Now, obviously, we all know that the female gaze/female desire exists. This is why romance novels are a thing. (Yes, you can “gaze” at characters in novels.) There’s a reason while you’ll never read the following passage in a romance novel:

Her gaze was riveted on his magnificent, pear-shaped dad-bod. Narrow shoulders gave way to the beginnings of fleshy moobs and then a poochy, round stomach. And it only got more erotic from there. His small penis hung flaccid betwixt his generous hips. 

But, let’s be honest: it’s always been given short shrift. Female desire has been consigned to niche markets, and in no way is our culture saturated with sexualized/idealized images of men the way the culture is saturated with images that appeal to the male gaze. There’s simply no comparison.

I think I know the reason for this. I think it’s because if we were to acknowledge female gaze/desire, we may begin catering to it (in the way we cater to the male gaze) and if we begin catering to it in that way men will begin to feel what it’s like to live in a world where you are constantly found…lacking.

The center dude, OBVS.

Think about it. Women live in a world where we are bombarded–from morning to night–with sexualized/idealized images of other women. In each of these images, the message is clear: we–the average woman– are found lacking. Our skin isn’t glowy enough, we’re not thin enough, our breasts aren’t big enough, our butts aren’t tight enough. In everything from cheesecake men’s magazines to fashion magazines to television ads and billboards, we are constantly, consistently reminded that we need to be thinner, tanner, and bustier. On and on and on it goes–a constant stream of criticism. And we take this in stride. Hell, some of us act thankful for it, purchasing the latest beauty creams and trying the latest diets. Even as I try to push back against this neverendending river of bullshit, I admit to being open to a good moisturizer or conditioner. (My skin is too dry! My hair is too!) I exercise most days because I want to lose weight. Will I ever stop wanting to lose weight? I never did before, even when I was bonafide skinny.

My point is, this is how women live, and most of the time it’s just an accepted part of our lives. I can’t help but wonder if men would respond with the same grace if they were under the same pressure. If they were the judged instead of the judges. See, in a world where the female gaze is acknowledged, men will have to live with the idea that they are being judged–constantly. They will have to live in a world filled with sexualized/idealized images of tall, cut, six-packed, square-jawed men. And they will know that many of them will be found…lacking. Honestly, I don’t think most men could handle it. Which is why the female gaze is so defiantly ignored.

I wrote this knowing I risked sounding like a big jerk, so I thought I’d clarify something before wrap things up. Here’s the thing: I like men. And I don’t think they exist  to give me a lady-boner. I think lots of men, whether they’re fat or thin or handsome or not so, have value. Are interesting, funny, cool, awesome, smart, and, yes, sexy. So, even in an ideal world where the sexes were objectified equally, I’d like to think that most women would take my lead and have a similar attitude. I look forward to testing my theory.

 

(NOTE: To find images for this entry, I Googled “warriors.” Nearly all the images were of men. I Googled “sexy warriors” (SHUTUP) All the images were of women. I Googled “sexy male warriors.” All the images were for gay dudes. Nuff said.)

_ _ _ _

Update the essay on the female gaze by writing out everything from "Her gaze was" down to "are constantly found…lacking.", with "culture" replaced by "society". The rows are not needed for the work on this essay.

_ _ _ _

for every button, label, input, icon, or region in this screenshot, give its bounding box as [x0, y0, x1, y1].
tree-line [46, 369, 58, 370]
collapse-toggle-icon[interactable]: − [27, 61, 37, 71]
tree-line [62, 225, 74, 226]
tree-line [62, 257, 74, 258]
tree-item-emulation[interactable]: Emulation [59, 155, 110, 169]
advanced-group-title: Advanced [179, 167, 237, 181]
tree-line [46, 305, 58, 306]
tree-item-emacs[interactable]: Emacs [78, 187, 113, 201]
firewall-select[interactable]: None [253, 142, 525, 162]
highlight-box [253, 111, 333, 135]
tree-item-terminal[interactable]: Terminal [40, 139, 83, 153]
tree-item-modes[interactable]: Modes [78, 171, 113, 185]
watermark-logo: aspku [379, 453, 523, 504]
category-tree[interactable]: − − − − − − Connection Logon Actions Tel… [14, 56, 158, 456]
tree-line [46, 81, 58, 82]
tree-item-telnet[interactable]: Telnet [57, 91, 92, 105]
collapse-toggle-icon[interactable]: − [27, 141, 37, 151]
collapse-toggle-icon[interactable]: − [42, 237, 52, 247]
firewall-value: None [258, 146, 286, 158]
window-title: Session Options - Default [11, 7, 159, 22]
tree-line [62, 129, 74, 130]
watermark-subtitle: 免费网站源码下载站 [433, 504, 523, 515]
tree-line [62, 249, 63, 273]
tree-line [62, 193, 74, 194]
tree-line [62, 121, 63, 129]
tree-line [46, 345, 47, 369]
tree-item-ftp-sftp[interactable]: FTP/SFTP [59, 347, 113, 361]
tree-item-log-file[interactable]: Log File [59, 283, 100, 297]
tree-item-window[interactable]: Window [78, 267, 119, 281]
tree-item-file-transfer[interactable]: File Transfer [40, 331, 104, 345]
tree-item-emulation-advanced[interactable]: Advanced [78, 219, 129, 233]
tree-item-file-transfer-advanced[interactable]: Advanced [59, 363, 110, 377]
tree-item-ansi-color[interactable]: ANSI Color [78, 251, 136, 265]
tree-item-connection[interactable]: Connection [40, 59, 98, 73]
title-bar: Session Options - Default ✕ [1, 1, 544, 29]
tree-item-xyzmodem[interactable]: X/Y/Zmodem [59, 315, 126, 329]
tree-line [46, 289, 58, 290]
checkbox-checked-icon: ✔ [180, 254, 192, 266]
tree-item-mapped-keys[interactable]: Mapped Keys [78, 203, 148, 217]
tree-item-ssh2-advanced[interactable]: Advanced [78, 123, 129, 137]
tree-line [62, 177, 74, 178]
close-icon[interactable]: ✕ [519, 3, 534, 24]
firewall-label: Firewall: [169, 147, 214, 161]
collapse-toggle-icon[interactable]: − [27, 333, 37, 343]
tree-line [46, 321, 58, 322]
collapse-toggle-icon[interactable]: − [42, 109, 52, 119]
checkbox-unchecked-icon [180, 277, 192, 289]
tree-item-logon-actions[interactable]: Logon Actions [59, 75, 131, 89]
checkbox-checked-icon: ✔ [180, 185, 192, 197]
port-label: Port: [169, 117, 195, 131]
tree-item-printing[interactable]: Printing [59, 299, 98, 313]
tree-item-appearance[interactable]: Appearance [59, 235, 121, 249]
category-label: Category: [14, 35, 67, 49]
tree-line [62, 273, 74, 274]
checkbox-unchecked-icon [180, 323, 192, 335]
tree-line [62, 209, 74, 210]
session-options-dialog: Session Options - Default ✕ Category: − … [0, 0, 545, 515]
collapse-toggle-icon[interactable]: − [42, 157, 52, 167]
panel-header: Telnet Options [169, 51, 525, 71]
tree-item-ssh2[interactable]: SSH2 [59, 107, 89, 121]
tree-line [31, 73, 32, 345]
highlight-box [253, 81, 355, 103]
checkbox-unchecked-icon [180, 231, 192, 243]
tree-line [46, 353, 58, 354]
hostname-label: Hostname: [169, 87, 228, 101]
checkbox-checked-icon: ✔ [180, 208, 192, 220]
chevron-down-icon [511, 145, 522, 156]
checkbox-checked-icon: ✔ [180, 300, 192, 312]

_ _ _ _

Task solution:
Her gaze was riveted on his magnificent, pear-shaped dad-bod. Narrow shoulders gave way to the beginnings of fleshy moobs and then a poochy, round stomach. And it only got more erotic from there. His small penis hung flaccid betwixt his generous hips. 

But, let’s be honest: it’s always been given short shrift. Female desire has been consigned to niche markets, and in no way is our society saturated with sexualized/idealized images of men the way the society is saturated with images that appeal to the male gaze. There’s simply no comparison.

I think I know the reason for this. I think it’s because if we were to acknowledge female gaze/desire, we may begin catering to it (in the way we cater to the male gaze) and if we begin catering to it in that way men will begin to feel what it’s like to live in a world where you are constantly found…lacking.